Exercise aim :: Copy each line below in which the word "vedkommende" occurs.
Records supplied start
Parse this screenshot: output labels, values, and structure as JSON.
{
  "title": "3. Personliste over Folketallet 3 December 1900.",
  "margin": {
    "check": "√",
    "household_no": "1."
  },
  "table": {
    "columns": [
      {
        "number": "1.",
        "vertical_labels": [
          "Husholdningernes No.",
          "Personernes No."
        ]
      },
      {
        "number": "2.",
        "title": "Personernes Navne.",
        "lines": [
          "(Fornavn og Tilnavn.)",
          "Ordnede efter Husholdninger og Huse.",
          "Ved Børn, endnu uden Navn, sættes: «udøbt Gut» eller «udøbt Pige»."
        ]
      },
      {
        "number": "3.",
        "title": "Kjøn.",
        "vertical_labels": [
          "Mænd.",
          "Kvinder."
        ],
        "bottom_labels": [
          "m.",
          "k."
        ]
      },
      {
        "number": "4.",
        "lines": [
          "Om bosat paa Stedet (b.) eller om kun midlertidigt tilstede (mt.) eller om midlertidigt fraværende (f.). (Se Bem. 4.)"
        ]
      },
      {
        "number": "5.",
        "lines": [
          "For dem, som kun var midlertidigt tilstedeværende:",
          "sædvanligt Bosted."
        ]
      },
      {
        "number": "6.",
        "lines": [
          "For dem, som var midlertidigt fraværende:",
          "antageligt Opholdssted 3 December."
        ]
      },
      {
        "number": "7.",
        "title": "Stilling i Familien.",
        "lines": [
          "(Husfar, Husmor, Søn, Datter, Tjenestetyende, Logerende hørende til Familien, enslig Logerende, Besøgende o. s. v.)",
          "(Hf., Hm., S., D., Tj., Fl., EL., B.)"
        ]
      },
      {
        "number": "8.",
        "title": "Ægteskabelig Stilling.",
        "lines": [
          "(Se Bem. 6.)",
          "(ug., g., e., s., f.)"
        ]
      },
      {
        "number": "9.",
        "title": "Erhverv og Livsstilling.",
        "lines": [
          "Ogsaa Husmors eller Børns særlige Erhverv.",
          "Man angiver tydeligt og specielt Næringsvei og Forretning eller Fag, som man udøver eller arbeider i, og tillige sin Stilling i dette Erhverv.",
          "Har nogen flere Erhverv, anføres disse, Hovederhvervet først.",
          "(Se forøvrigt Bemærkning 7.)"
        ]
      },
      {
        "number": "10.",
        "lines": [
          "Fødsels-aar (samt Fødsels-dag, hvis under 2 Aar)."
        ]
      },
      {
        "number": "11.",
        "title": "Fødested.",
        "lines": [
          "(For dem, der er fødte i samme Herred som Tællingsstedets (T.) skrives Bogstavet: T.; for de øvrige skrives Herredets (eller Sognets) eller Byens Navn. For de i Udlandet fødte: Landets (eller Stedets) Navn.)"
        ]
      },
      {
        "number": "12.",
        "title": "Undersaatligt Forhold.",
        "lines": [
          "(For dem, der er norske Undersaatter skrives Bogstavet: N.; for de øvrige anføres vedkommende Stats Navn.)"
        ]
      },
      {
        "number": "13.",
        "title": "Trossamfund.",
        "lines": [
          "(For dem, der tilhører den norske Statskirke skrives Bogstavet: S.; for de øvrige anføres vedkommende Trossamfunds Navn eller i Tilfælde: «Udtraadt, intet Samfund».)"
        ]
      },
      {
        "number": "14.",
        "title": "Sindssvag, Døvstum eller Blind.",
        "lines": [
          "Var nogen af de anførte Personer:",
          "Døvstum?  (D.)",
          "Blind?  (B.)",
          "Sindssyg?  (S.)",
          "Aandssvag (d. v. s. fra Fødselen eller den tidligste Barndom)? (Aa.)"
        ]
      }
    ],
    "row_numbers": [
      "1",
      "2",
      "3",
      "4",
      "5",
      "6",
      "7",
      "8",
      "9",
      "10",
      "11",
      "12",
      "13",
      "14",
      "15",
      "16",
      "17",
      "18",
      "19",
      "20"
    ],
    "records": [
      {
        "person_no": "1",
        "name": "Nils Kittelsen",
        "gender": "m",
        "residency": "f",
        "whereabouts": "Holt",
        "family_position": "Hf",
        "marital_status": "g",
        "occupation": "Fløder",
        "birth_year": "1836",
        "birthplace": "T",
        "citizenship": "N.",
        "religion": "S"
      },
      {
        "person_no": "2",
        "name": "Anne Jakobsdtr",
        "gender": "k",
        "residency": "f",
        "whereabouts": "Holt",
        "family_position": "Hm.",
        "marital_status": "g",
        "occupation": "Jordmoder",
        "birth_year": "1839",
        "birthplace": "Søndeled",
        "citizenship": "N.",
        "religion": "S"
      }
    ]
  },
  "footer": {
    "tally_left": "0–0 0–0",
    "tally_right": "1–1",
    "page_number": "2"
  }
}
Records supplied end
Complete response ::
          "(For dem, der er norske Undersaatter skrives Bogstavet: N.; for de øvrige anføres vedkommende Stats Navn.)"
          "(For dem, der tilhører den norske Statskirke skrives Bogstavet: S.; for de øvrige anføres vedkommende Trossamfunds Navn eller i Tilfælde: «Udtraadt, intet Samfund».)"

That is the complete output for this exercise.